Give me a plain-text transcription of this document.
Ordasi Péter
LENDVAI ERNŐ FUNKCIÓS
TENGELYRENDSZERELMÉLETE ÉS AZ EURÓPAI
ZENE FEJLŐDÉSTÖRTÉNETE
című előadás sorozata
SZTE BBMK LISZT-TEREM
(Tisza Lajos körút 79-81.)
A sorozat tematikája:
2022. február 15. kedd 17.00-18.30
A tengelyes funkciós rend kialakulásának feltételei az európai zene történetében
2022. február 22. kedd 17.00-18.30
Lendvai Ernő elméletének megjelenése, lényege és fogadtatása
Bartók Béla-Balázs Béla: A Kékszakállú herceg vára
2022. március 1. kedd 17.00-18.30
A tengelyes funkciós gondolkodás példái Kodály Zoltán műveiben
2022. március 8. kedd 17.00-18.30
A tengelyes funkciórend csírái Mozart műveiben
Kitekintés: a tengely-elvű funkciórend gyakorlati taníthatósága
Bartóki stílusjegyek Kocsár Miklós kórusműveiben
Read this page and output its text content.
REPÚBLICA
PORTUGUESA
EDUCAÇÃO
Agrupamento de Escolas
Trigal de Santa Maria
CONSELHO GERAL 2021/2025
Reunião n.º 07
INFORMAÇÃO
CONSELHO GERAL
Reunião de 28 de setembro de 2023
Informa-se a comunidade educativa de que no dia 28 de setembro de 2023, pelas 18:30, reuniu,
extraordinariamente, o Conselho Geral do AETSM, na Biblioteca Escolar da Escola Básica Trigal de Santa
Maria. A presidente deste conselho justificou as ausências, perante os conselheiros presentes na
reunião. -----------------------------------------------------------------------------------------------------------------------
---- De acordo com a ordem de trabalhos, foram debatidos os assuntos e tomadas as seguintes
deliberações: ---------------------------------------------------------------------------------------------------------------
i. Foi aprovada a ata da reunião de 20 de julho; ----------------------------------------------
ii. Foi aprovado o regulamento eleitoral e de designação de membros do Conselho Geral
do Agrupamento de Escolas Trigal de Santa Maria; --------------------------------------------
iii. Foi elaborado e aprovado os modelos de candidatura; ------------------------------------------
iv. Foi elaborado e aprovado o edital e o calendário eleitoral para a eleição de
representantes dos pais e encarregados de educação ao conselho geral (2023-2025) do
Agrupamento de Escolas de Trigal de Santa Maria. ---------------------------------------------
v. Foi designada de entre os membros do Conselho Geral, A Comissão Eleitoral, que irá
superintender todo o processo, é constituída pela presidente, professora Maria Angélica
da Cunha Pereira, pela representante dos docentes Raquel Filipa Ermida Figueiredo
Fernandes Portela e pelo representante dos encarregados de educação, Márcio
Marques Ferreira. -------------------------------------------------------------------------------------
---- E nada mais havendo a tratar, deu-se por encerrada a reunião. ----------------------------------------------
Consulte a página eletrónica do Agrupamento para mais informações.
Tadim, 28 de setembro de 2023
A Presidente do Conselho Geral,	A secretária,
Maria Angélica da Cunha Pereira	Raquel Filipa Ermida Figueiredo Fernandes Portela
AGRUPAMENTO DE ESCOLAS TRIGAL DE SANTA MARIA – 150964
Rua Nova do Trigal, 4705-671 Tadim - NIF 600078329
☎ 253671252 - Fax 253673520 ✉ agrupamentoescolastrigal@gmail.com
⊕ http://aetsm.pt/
========
SET PROBLEM:
Check each line of the entries above for the word "text". List the ones that have it.

CORRECT RESPONSE:
Give me a plain-text transcription of this document.
Read this page and output its text content.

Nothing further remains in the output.